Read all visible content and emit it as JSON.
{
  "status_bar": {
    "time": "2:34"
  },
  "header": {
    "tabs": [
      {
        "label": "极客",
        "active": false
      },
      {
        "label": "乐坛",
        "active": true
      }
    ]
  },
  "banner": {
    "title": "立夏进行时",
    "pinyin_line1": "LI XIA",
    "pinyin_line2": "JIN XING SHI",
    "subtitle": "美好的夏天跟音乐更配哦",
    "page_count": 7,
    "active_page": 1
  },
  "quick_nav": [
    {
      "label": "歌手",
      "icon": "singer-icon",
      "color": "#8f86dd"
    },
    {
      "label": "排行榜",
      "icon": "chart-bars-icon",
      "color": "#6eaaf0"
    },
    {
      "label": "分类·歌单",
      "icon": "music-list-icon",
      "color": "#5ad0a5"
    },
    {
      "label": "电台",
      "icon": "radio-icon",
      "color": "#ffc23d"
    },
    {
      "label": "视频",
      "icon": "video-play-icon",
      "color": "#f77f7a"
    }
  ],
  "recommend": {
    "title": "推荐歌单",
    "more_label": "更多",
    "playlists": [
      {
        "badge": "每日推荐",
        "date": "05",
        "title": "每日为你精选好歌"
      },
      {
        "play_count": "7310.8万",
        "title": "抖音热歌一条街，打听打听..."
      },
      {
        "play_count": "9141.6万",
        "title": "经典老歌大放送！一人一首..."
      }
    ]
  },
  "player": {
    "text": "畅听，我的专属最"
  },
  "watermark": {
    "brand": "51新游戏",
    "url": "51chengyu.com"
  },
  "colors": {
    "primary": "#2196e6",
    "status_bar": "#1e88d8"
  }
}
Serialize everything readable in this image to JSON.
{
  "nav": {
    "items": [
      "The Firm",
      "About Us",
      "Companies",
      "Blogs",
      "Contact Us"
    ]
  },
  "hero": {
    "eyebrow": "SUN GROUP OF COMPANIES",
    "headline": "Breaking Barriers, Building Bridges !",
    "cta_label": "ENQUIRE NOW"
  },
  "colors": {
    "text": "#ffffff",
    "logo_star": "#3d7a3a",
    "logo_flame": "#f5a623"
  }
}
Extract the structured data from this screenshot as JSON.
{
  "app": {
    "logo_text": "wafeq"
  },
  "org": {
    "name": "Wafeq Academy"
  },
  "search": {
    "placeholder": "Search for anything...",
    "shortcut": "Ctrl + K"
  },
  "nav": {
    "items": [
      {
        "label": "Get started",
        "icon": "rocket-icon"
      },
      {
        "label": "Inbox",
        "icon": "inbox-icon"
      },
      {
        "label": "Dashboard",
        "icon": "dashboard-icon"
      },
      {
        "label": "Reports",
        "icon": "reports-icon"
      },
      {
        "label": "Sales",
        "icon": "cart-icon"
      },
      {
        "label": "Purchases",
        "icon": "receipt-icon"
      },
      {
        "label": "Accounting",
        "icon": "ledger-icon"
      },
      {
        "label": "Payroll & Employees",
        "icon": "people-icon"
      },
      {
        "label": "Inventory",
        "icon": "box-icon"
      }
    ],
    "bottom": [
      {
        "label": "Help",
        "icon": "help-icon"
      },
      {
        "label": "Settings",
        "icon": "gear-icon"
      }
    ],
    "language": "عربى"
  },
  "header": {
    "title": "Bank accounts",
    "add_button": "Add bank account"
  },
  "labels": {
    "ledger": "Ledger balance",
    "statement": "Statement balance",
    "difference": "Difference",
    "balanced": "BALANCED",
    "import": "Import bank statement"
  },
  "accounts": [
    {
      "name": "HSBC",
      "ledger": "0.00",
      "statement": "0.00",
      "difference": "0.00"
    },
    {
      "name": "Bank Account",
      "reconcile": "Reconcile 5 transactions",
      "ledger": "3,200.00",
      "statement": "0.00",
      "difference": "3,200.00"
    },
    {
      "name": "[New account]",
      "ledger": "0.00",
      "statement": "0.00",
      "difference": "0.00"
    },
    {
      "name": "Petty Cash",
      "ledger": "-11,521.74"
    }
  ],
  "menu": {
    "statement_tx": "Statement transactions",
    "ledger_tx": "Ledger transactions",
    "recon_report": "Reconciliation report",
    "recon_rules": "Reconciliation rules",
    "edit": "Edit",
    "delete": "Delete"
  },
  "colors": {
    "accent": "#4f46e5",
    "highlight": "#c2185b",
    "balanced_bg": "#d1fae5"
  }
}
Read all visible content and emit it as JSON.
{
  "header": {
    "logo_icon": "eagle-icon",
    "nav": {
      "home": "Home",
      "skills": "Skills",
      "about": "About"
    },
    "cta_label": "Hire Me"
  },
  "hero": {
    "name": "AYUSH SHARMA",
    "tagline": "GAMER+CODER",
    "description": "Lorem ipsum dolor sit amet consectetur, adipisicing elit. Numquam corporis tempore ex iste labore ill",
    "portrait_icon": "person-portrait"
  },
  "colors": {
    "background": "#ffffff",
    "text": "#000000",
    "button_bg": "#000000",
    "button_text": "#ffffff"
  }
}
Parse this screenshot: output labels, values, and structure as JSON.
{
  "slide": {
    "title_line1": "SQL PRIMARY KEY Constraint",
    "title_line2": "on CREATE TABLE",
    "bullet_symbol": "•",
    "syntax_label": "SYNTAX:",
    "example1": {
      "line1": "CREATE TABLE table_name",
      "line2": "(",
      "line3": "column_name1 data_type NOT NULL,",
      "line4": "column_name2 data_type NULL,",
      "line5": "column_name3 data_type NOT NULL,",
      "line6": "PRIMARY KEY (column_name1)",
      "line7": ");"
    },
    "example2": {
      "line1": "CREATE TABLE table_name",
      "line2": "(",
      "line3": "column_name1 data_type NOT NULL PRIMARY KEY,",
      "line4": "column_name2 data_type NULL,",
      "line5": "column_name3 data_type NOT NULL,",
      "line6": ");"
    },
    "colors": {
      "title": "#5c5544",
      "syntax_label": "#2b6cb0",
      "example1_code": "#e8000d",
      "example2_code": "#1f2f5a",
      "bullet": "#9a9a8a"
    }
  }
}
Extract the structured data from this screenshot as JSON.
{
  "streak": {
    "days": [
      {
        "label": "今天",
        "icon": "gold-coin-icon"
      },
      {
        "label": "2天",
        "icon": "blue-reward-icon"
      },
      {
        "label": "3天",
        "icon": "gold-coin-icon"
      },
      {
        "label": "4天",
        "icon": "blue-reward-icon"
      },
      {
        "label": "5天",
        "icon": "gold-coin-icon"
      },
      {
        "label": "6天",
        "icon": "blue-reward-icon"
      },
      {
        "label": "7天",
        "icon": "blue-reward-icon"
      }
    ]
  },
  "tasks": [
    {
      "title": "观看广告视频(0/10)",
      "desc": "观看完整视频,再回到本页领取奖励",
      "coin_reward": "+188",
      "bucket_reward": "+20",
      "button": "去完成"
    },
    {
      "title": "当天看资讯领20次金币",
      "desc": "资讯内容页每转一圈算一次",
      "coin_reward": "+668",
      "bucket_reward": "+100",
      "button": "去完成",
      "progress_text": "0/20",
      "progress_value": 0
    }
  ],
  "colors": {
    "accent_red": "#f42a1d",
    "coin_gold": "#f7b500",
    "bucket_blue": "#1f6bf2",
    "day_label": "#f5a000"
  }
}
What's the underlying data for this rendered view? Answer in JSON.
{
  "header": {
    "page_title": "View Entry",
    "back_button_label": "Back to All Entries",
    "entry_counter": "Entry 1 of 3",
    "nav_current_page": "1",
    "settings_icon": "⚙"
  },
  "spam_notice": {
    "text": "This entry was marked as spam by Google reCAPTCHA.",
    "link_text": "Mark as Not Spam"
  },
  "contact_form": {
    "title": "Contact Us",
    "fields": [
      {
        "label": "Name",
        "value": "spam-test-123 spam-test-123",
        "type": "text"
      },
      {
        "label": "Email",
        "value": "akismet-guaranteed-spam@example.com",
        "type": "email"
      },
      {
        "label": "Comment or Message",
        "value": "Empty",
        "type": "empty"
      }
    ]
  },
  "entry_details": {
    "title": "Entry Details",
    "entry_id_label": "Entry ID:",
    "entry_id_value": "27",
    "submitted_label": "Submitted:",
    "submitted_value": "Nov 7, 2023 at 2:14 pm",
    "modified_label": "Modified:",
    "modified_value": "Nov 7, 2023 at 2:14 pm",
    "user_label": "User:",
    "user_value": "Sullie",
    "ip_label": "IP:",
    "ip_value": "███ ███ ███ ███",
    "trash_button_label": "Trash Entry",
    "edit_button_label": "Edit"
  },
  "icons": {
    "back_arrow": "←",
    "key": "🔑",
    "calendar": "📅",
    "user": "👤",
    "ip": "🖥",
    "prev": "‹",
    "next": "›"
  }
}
= = = = = = =
What the exercise asks → Print the line containing "What's the underlying" and every line after it to the end of the records above, exactly as written, and nothing else.

Solution for this task →
What's the underlying data for this rendered view? Answer in JSON.
{
  "header": {
    "page_title": "View Entry",
    "back_button_label": "Back to All Entries",
    "entry_counter": "Entry 1 of 3",
    "nav_current_page": "1",
    "settings_icon": "⚙"
  },
  "spam_notice": {
    "text": "This entry was marked as spam by Google reCAPTCHA.",
    "link_text": "Mark as Not Spam"
  },
  "contact_form": {
    "title": "Contact Us",
    "fields": [
      {
        "label": "Name",
        "value": "spam-test-123 spam-test-123",
        "type": "text"
      },
      {
        "label": "Email",
        "value": "akismet-guaranteed-spam@example.com",
        "type": "email"
      },
      {
        "label": "Comment or Message",
        "value": "Empty",
        "type": "empty"
      }
    ]
  },
  "entry_details": {
    "title": "Entry Details",
    "entry_id_label": "Entry ID:",
    "entry_id_value": "27",
    "submitted_label": "Submitted:",
    "submitted_value": "Nov 7, 2023 at 2:14 pm",
    "modified_label": "Modified:",
    "modified_value": "Nov 7, 2023 at 2:14 pm",
    "user_label": "User:",
    "user_value": "Sullie",
    "ip_label": "IP:",
    "ip_value": "███ ███ ███ ███",
    "trash_button_label": "Trash Entry",
    "edit_button_label": "Edit"
  },
  "icons": {
    "back_arrow": "←",
    "key": "🔑",
    "calendar": "📅",
    "user": "👤",
    "ip": "🖥",
    "prev": "‹",
    "next": "›"
  }
}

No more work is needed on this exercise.